## START SUPPLIED INFORMATION

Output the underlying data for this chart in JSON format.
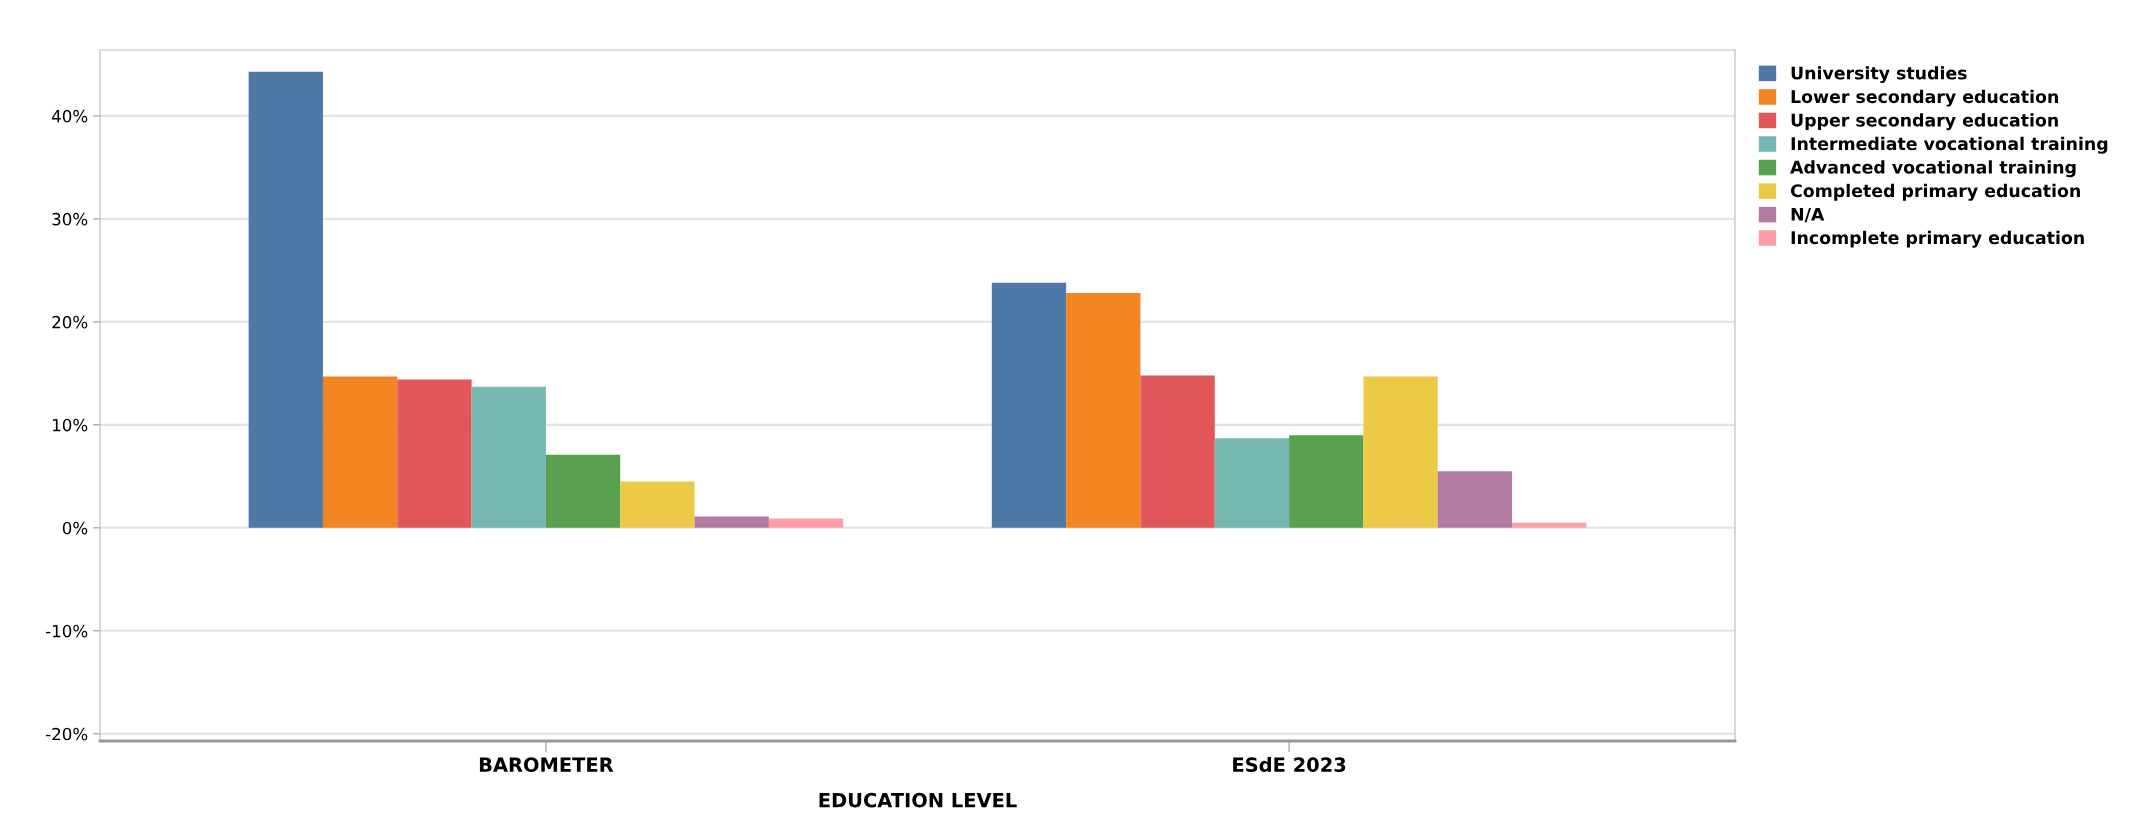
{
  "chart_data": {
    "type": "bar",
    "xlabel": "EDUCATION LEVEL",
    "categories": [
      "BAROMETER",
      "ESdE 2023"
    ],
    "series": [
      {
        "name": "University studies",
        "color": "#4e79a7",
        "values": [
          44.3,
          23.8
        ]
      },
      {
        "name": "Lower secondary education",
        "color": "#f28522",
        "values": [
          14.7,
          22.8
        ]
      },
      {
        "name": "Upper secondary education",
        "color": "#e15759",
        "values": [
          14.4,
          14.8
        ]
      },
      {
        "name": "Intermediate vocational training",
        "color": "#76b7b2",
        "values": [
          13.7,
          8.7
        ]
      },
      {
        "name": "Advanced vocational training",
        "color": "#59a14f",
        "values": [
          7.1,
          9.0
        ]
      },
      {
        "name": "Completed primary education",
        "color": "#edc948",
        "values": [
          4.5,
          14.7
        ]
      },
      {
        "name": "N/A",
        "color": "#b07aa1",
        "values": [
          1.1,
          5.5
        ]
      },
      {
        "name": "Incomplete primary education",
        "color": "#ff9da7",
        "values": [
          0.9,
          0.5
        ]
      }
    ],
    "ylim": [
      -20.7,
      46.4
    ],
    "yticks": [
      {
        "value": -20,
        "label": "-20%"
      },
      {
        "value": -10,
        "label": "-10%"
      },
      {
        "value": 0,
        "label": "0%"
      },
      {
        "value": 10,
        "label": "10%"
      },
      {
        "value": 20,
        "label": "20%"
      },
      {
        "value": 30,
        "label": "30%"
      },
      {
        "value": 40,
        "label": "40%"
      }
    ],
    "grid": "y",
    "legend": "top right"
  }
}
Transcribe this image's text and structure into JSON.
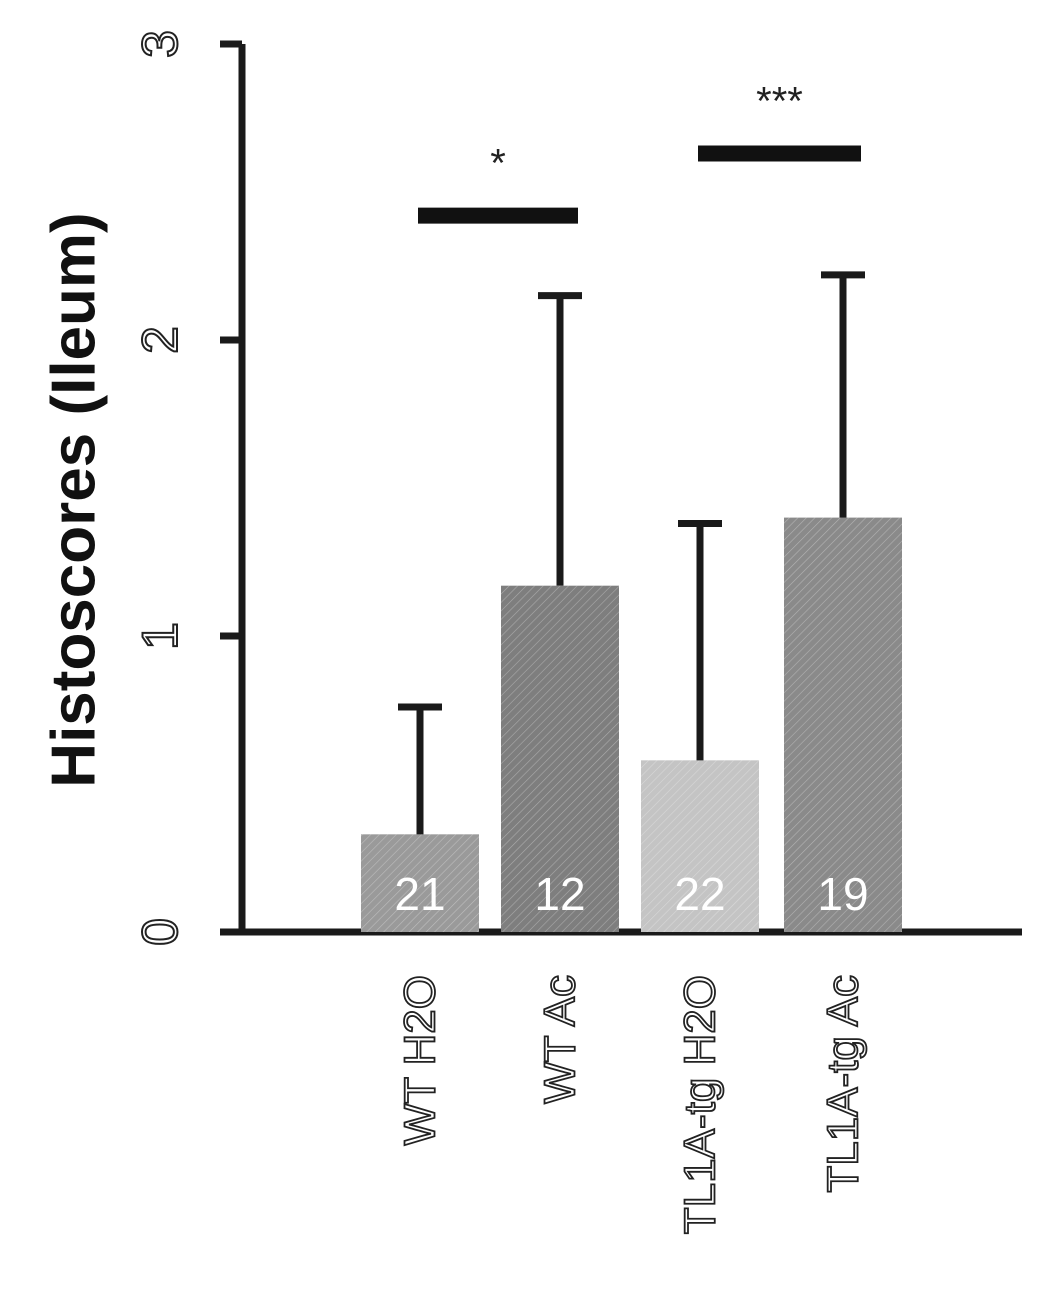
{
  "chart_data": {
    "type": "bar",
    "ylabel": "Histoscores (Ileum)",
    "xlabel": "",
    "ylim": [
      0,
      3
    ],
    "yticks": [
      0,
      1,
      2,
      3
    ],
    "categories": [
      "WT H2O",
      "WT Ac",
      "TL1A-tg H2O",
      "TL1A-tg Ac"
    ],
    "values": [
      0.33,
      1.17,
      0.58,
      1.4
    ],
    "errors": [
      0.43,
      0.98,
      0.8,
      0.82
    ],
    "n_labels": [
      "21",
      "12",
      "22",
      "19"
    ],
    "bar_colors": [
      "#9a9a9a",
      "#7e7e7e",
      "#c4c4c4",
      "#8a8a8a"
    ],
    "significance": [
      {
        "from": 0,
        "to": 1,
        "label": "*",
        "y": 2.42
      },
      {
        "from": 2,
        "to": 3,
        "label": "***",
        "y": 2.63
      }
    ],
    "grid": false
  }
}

## END SUPPLIED INFORMATION

_STATED GOAL_:
Quote the full listing above word for word; exclude every picture from the copy.

_TASK RESULT_:
Output the underlying data for this chart in JSON format.
{
  "chart_data": {
    "type": "bar",
    "xlabel": "EDUCATION LEVEL",
    "categories": [
      "BAROMETER",
      "ESdE 2023"
    ],
    "series": [
      {
        "name": "University studies",
        "color": "#4e79a7",
        "values": [
          44.3,
          23.8
        ]
      },
      {
        "name": "Lower secondary education",
        "color": "#f28522",
        "values": [
          14.7,
          22.8
        ]
      },
      {
        "name": "Upper secondary education",
        "color": "#e15759",
        "values": [
          14.4,
          14.8
        ]
      },
      {
        "name": "Intermediate vocational training",
        "color": "#76b7b2",
        "values": [
          13.7,
          8.7
        ]
      },
      {
        "name": "Advanced vocational training",
        "color": "#59a14f",
        "values": [
          7.1,
          9.0
        ]
      },
      {
        "name": "Completed primary education",
        "color": "#edc948",
        "values": [
          4.5,
          14.7
        ]
      },
      {
        "name": "N/A",
        "color": "#b07aa1",
        "values": [
          1.1,
          5.5
        ]
      },
      {
        "name": "Incomplete primary education",
        "color": "#ff9da7",
        "values": [
          0.9,
          0.5
        ]
      }
    ],
    "ylim": [
      -20.7,
      46.4
    ],
    "yticks": [
      {
        "value": -20,
        "label": "-20%"
      },
      {
        "value": -10,
        "label": "-10%"
      },
      {
        "value": 0,
        "label": "0%"
      },
      {
        "value": 10,
        "label": "10%"
      },
      {
        "value": 20,
        "label": "20%"
      },
      {
        "value": 30,
        "label": "30%"
      },
      {
        "value": 40,
        "label": "40%"
      }
    ],
    "grid": "y",
    "legend": "top right"
  }
}
Transcribe this image's text and structure into JSON.
{
  "chart_data": {
    "type": "bar",
    "ylabel": "Histoscores (Ileum)",
    "xlabel": "",
    "ylim": [
      0,
      3
    ],
    "yticks": [
      0,
      1,
      2,
      3
    ],
    "categories": [
      "WT H2O",
      "WT Ac",
      "TL1A-tg H2O",
      "TL1A-tg Ac"
    ],
    "values": [
      0.33,
      1.17,
      0.58,
      1.4
    ],
    "errors": [
      0.43,
      0.98,
      0.8,
      0.82
    ],
    "n_labels": [
      "21",
      "12",
      "22",
      "19"
    ],
    "bar_colors": [
      "#9a9a9a",
      "#7e7e7e",
      "#c4c4c4",
      "#8a8a8a"
    ],
    "significance": [
      {
        "from": 0,
        "to": 1,
        "label": "*",
        "y": 2.42
      },
      {
        "from": 2,
        "to": 3,
        "label": "***",
        "y": 2.63
      }
    ],
    "grid": false
  }
}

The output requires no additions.